──────── Material to process

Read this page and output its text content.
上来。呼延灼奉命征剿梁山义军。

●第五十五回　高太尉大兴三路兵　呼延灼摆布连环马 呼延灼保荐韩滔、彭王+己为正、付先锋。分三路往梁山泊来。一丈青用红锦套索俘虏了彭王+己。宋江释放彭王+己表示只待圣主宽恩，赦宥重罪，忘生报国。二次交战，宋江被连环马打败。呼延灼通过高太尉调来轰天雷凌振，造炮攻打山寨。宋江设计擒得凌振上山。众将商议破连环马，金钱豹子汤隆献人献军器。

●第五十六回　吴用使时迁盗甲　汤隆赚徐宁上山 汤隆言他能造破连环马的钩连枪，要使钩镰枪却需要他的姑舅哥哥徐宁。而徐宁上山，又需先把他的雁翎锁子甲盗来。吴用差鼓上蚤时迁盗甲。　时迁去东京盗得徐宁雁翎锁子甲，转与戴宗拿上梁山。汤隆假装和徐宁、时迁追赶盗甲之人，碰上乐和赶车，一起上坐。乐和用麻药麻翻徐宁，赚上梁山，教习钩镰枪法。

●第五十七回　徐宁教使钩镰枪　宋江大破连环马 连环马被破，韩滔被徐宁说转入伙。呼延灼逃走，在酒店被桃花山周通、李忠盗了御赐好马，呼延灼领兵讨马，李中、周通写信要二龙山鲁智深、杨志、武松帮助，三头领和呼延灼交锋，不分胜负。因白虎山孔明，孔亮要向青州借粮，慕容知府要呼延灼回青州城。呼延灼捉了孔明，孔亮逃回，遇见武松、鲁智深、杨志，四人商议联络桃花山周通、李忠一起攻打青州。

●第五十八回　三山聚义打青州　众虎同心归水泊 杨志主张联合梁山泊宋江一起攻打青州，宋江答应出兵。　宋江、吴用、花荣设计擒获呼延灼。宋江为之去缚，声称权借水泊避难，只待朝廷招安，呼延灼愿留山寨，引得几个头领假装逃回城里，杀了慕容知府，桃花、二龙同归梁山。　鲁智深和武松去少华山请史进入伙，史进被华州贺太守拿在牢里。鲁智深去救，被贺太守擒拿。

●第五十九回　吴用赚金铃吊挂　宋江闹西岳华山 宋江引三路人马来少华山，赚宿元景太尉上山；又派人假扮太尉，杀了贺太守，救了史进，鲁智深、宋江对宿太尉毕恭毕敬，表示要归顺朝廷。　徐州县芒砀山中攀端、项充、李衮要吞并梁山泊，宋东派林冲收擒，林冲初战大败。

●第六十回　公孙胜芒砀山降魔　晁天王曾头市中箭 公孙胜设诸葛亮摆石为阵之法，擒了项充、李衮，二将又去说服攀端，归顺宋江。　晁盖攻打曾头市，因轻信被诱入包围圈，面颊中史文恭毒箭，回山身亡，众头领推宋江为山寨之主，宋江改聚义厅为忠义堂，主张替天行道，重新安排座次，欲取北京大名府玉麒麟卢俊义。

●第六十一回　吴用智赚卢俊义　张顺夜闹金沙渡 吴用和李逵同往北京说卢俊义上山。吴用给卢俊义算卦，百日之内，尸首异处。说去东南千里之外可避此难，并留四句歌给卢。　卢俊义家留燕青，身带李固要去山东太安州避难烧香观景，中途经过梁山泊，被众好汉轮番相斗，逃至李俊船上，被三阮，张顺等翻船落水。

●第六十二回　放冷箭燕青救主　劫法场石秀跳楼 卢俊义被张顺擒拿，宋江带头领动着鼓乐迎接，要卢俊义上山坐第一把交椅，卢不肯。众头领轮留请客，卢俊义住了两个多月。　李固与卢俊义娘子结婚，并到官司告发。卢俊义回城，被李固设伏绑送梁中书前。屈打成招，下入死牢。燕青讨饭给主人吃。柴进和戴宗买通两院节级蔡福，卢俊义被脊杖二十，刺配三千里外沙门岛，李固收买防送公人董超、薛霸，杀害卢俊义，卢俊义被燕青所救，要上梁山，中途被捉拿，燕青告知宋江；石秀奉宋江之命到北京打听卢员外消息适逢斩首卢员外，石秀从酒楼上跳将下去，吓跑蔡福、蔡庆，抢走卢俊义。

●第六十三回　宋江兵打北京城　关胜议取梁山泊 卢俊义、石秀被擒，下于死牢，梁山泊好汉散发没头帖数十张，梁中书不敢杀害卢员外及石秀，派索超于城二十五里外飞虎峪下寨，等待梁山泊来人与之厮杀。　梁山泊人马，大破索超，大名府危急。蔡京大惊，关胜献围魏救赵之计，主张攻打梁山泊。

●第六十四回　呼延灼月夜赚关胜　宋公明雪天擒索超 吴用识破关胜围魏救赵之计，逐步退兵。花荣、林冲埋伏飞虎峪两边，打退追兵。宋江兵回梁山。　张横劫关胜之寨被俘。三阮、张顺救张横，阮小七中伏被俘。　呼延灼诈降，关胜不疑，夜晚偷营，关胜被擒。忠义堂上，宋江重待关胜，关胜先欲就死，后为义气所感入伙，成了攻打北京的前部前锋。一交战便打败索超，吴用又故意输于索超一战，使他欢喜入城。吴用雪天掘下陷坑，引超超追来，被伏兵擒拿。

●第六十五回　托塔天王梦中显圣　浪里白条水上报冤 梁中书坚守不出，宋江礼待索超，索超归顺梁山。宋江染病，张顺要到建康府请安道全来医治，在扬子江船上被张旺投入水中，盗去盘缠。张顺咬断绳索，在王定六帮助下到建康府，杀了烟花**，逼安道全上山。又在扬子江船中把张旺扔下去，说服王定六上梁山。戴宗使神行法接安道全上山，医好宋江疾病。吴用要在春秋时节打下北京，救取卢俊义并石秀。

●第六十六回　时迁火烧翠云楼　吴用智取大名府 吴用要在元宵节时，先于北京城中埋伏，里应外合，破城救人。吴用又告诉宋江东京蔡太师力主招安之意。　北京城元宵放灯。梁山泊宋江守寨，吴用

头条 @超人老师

────────────────

Your instructions: Reproduce all of the records exactly.

Solved exercise:
Read this page and output its text content.
上来。呼延灼奉命征剿梁山义军。

●第五十五回　高太尉大兴三路兵　呼延灼摆布连环马 呼延灼保荐韩滔、彭王+己为正、付先锋。分三路往梁山泊来。一丈青用红锦套索俘虏了彭王+己。宋江释放彭王+己表示只待圣主宽恩，赦宥重罪，忘生报国。二次交战，宋江被连环马打败。呼延灼通过高太尉调来轰天雷凌振，造炮攻打山寨。宋江设计擒得凌振上山。众将商议破连环马，金钱豹子汤隆献人献军器。

●第五十六回　吴用使时迁盗甲　汤隆赚徐宁上山 汤隆言他能造破连环马的钩连枪，要使钩镰枪却需要他的姑舅哥哥徐宁。而徐宁上山，又需先把他的雁翎锁子甲盗来。吴用差鼓上蚤时迁盗甲。　时迁去东京盗得徐宁雁翎锁子甲，转与戴宗拿上梁山。汤隆假装和徐宁、时迁追赶盗甲之人，碰上乐和赶车，一起上坐。乐和用麻药麻翻徐宁，赚上梁山，教习钩镰枪法。

●第五十七回　徐宁教使钩镰枪　宋江大破连环马 连环马被破，韩滔被徐宁说转入伙。呼延灼逃走，在酒店被桃花山周通、李忠盗了御赐好马，呼延灼领兵讨马，李中、周通写信要二龙山鲁智深、杨志、武松帮助，三头领和呼延灼交锋，不分胜负。因白虎山孔明，孔亮要向青州借粮，慕容知府要呼延灼回青州城。呼延灼捉了孔明，孔亮逃回，遇见武松、鲁智深、杨志，四人商议联络桃花山周通、李忠一起攻打青州。

●第五十八回　三山聚义打青州　众虎同心归水泊 杨志主张联合梁山泊宋江一起攻打青州，宋江答应出兵。　宋江、吴用、花荣设计擒获呼延灼。宋江为之去缚，声称权借水泊避难，只待朝廷招安，呼延灼愿留山寨，引得几个头领假装逃回城里，杀了慕容知府，桃花、二龙同归梁山。　鲁智深和武松去少华山请史进入伙，史进被华州贺太守拿在牢里。鲁智深去救，被贺太守擒拿。

●第五十九回　吴用赚金铃吊挂　宋江闹西岳华山 宋江引三路人马来少华山，赚宿元景太尉上山；又派人假扮太尉，杀了贺太守，救了史进，鲁智深、宋江对宿太尉毕恭毕敬，表示要归顺朝廷。　徐州县芒砀山中攀端、项充、李衮要吞并梁山泊，宋东派林冲收擒，林冲初战大败。

●第六十回　公孙胜芒砀山降魔　晁天王曾头市中箭 公孙胜设诸葛亮摆石为阵之法，擒了项充、李衮，二将又去说服攀端，归顺宋江。　晁盖攻打曾头市，因轻信被诱入包围圈，面颊中史文恭毒箭，回山身亡，众头领推宋江为山寨之主，宋江改聚义厅为忠义堂，主张替天行道，重新安排座次，欲取北京大名府玉麒麟卢俊义。

●第六十一回　吴用智赚卢俊义　张顺夜闹金沙渡 吴用和李逵同往北京说卢俊义上山。吴用给卢俊义算卦，百日之内，尸首异处。说去东南千里之外可避此难，并留四句歌给卢。　卢俊义家留燕青，身带李固要去山东太安州避难烧香观景，中途经过梁山泊，被众好汉轮番相斗，逃至李俊船上，被三阮，张顺等翻船落水。

●第六十二回　放冷箭燕青救主　劫法场石秀跳楼 卢俊义被张顺擒拿，宋江带头领动着鼓乐迎接，要卢俊义上山坐第一把交椅，卢不肯。众头领轮留请客，卢俊义住了两个多月。　李固与卢俊义娘子结婚，并到官司告发。卢俊义回城，被李固设伏绑送梁中书前。屈打成招，下入死牢。燕青讨饭给主人吃。柴进和戴宗买通两院节级蔡福，卢俊义被脊杖二十，刺配三千里外沙门岛，李固收买防送公人董超、薛霸，杀害卢俊义，卢俊义被燕青所救，要上梁山，中途被捉拿，燕青告知宋江；石秀奉宋江之命到北京打听卢员外消息适逢斩首卢员外，石秀从酒楼上跳将下去，吓跑蔡福、蔡庆，抢走卢俊义。

●第六十三回　宋江兵打北京城　关胜议取梁山泊 卢俊义、石秀被擒，下于死牢，梁山泊好汉散发没头帖数十张，梁中书不敢杀害卢员外及石秀，派索超于城二十五里外飞虎峪下寨，等待梁山泊来人与之厮杀。　梁山泊人马，大破索超，大名府危急。蔡京大惊，关胜献围魏救赵之计，主张攻打梁山泊。

●第六十四回　呼延灼月夜赚关胜　宋公明雪天擒索超 吴用识破关胜围魏救赵之计，逐步退兵。花荣、林冲埋伏飞虎峪两边，打退追兵。宋江兵回梁山。　张横劫关胜之寨被俘。三阮、张顺救张横，阮小七中伏被俘。　呼延灼诈降，关胜不疑，夜晚偷营，关胜被擒。忠义堂上，宋江重待关胜，关胜先欲就死，后为义气所感入伙，成了攻打北京的前部前锋。一交战便打败索超，吴用又故意输于索超一战，使他欢喜入城。吴用雪天掘下陷坑，引超超追来，被伏兵擒拿。

●第六十五回　托塔天王梦中显圣　浪里白条水上报冤 梁中书坚守不出，宋江礼待索超，索超归顺梁山。宋江染病，张顺要到建康府请安道全来医治，在扬子江船上被张旺投入水中，盗去盘缠。张顺咬断绳索，在王定六帮助下到建康府，杀了烟花**，逼安道全上山。又在扬子江船中把张旺扔下去，说服王定六上梁山。戴宗使神行法接安道全上山，医好宋江疾病。吴用要在春秋时节打下北京，救取卢俊义并石秀。

●第六十六回　时迁火烧翠云楼　吴用智取大名府 吴用要在元宵节时，先于北京城中埋伏，里应外合，破城救人。吴用又告诉宋江东京蔡太师力主招安之意。　北京城元宵放灯。梁山泊宋江守寨，吴用

头条 @超人老师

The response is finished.